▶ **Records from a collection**
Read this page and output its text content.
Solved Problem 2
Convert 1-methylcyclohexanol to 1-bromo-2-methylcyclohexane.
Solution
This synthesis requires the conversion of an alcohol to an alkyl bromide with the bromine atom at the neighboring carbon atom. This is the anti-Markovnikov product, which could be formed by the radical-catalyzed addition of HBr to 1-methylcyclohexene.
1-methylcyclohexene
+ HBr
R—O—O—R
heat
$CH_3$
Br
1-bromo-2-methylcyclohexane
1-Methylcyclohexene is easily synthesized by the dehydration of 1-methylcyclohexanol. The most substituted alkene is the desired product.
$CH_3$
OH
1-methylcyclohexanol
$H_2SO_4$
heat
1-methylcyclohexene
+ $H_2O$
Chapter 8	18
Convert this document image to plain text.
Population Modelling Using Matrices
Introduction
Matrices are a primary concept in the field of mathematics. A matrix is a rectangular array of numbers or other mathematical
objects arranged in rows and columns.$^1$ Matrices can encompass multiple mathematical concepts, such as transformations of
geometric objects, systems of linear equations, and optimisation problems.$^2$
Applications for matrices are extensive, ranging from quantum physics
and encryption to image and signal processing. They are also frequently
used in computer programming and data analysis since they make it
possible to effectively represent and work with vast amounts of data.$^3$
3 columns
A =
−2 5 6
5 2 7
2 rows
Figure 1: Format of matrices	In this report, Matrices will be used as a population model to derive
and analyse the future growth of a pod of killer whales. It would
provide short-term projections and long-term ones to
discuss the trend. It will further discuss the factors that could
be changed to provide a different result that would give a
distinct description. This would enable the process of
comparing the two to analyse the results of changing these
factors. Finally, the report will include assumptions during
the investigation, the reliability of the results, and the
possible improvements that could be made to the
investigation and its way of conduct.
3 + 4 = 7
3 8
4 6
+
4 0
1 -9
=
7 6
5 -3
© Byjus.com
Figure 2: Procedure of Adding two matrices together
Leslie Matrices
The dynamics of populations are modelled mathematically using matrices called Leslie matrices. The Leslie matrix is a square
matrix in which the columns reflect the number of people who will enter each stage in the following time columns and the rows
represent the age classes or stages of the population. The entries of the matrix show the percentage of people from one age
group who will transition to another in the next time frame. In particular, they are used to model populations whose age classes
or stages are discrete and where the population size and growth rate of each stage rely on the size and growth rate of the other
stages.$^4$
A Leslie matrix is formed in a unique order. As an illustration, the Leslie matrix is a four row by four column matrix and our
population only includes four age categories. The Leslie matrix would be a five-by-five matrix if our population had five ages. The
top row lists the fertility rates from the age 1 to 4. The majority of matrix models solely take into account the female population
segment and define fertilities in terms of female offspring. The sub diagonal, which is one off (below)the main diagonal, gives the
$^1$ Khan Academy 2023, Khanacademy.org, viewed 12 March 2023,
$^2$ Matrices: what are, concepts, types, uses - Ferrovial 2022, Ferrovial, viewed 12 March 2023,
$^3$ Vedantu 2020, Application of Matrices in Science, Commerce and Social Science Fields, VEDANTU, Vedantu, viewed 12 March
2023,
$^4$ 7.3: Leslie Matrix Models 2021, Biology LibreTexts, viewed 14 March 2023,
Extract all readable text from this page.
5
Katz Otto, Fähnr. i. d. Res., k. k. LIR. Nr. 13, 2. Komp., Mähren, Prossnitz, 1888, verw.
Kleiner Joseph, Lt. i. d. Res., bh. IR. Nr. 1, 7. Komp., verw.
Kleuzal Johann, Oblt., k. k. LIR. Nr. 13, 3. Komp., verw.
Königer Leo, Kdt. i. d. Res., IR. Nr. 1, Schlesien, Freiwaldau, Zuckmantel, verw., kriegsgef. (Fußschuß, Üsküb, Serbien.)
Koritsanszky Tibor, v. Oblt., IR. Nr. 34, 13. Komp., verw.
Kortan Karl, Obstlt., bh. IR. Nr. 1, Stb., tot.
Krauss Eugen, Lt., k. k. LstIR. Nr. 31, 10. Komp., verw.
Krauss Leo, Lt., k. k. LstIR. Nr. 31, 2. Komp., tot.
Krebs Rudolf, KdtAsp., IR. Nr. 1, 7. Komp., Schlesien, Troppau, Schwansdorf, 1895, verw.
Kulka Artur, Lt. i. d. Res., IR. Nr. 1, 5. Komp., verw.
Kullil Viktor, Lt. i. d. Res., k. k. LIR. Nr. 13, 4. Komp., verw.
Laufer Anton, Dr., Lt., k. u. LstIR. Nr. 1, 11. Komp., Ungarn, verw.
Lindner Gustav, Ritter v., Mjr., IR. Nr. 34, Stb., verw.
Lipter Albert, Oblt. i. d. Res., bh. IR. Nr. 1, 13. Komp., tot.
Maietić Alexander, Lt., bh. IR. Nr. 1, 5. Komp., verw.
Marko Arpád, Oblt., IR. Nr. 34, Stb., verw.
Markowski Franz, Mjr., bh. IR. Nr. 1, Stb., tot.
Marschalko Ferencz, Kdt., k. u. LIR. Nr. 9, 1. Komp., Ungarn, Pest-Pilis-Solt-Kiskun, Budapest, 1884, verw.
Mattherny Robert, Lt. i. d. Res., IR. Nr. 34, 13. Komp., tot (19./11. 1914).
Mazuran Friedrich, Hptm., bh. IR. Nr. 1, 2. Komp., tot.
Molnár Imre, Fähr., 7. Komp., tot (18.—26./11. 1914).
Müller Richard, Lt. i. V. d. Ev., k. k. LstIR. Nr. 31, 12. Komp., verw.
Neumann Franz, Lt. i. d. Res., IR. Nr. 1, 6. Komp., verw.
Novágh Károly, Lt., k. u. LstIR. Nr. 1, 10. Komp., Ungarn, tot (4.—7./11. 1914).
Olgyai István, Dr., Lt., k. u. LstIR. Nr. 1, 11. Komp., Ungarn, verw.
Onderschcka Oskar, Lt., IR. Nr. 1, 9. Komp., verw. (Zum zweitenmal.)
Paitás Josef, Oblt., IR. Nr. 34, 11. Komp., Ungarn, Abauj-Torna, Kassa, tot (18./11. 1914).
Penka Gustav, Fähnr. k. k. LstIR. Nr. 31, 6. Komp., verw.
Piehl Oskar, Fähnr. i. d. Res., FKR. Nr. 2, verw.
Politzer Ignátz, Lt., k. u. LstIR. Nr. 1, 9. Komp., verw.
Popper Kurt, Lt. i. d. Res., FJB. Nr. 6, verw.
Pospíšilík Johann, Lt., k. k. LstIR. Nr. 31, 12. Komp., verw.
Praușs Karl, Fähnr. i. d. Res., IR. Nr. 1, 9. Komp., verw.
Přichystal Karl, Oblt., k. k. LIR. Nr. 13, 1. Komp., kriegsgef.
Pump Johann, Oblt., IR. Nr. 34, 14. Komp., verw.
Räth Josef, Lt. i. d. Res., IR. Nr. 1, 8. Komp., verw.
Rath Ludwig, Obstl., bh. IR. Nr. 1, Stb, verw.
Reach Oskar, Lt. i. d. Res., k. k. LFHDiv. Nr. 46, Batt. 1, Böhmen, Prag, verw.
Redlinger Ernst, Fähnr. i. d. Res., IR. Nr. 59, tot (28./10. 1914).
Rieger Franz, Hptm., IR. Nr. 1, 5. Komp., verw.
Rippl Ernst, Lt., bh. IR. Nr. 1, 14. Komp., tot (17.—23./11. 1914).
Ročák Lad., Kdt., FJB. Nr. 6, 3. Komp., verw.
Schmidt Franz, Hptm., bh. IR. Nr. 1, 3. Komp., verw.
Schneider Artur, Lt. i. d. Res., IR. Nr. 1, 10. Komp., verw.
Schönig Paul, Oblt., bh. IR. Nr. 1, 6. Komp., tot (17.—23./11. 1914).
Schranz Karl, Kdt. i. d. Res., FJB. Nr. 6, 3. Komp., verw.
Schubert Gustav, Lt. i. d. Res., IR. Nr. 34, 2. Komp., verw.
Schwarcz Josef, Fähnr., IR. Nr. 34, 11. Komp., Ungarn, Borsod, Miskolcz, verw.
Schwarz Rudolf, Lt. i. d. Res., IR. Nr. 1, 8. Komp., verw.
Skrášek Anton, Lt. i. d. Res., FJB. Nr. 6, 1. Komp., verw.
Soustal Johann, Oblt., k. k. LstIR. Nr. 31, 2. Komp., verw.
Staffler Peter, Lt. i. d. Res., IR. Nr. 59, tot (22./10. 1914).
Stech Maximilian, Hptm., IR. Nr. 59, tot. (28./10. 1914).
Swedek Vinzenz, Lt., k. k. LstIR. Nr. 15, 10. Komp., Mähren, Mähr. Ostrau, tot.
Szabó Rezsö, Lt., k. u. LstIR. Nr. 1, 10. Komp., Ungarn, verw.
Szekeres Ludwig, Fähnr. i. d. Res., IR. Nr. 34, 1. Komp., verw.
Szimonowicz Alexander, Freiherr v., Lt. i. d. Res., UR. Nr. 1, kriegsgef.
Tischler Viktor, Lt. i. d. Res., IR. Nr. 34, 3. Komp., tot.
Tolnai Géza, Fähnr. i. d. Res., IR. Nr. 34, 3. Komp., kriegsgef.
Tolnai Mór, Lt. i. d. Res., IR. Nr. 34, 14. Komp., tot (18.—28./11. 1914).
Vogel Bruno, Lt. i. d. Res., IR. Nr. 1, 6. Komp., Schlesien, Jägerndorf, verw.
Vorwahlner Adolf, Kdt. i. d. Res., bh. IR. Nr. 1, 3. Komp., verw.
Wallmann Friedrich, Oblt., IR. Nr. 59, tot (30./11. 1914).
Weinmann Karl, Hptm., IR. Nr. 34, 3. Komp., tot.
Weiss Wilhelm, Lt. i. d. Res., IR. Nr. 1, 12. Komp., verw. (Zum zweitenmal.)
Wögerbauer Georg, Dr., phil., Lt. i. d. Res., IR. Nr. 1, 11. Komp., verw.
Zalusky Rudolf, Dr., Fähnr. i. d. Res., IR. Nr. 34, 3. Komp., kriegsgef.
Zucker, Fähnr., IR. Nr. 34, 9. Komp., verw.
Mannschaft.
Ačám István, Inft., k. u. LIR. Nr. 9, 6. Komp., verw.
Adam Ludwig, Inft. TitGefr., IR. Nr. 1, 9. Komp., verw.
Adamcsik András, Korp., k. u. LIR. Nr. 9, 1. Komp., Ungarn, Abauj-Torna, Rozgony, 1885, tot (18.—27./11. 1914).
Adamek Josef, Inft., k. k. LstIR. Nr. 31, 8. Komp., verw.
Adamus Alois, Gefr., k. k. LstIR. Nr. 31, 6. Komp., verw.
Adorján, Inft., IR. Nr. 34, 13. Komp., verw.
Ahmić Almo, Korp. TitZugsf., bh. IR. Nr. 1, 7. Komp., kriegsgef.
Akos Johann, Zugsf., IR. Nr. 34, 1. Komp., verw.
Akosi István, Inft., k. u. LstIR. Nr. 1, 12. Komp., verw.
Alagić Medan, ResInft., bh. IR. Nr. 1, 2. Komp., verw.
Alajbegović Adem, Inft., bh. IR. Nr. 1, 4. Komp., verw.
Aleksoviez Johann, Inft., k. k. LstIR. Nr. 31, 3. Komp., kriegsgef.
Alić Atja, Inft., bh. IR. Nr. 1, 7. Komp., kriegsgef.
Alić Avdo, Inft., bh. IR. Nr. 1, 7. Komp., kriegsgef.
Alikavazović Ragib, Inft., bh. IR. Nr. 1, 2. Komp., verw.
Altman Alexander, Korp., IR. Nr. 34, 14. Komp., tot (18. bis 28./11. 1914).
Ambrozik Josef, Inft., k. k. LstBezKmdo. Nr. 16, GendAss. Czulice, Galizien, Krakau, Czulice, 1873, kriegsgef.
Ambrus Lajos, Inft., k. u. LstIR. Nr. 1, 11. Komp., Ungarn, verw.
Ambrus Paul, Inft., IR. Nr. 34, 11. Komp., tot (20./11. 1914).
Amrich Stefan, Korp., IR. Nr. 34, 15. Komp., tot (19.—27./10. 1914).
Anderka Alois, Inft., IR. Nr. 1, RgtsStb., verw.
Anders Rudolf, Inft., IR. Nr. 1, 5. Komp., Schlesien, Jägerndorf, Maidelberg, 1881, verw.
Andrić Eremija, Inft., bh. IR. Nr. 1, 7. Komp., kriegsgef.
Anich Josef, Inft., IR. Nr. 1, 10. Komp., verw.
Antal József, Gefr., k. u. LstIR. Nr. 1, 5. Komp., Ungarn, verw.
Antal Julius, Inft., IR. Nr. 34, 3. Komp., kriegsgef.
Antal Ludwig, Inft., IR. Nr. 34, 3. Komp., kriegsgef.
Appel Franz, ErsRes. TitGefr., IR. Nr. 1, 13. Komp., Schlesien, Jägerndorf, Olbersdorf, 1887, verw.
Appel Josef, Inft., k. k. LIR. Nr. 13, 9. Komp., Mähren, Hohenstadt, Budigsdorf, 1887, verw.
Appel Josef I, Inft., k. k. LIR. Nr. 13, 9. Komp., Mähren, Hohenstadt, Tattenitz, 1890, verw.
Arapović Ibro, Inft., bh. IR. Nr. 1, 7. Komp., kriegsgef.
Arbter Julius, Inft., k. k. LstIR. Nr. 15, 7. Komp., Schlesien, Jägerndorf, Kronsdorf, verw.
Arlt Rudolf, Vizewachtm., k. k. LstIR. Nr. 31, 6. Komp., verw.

▶ **What to produce**
Copy every line of the listing where the word "zweitenmal" appears.

▶ **Solution for this task**
Onderschcka Oskar, Lt., IR. Nr. 1, 9. Komp., verw. (Zum zweitenmal.)
Weiss Wilhelm, Lt. i. d. Res., IR. Nr. 1, 12. Komp., verw. (Zum zweitenmal.)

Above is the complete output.